> **WHAT TO DO**: Write out all of the entries that follow, word for word, but skip the pictures.

> **DATASET RECORDS**:
· · · · ·
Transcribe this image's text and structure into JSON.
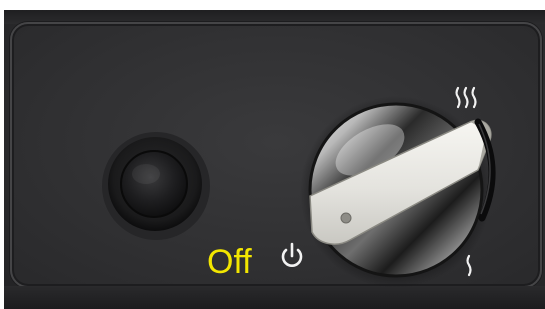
{
  "state_label": "Off",
  "colors": {
    "label": "#f2e600",
    "panel": "#333335",
    "knob_grip": "#ecebe6"
  },
  "icons": {
    "power": "power-icon",
    "heat_high": "heat-high-icon",
    "heat_low": "heat-low-icon"
  }
}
· · · · ·
> **THE ANSWER**:
Transcribe this image's text and structure into JSON.
{
  "state_label": "Off",
  "colors": {
    "label": "#f2e600",
    "panel": "#333335",
    "knob_grip": "#ecebe6"
  },
  "icons": {
    "power": "power-icon",
    "heat_high": "heat-high-icon",
    "heat_low": "heat-low-icon"
  }
}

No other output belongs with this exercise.